Begin INPUT RECORDS

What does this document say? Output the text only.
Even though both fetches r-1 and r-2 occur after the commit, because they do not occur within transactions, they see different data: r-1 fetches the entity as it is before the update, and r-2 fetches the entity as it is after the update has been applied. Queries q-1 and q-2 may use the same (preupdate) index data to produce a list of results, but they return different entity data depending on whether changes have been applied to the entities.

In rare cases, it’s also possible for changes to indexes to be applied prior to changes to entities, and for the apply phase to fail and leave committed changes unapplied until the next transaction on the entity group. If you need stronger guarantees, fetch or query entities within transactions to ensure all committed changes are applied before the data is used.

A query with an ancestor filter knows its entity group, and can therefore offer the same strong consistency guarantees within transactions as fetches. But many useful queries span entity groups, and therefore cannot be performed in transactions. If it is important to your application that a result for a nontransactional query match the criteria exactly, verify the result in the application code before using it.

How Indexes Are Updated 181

End INPUT RECORDS

Give only the number of lines in the material above that include the word "group".

§ EXERCISE RESPONSE
2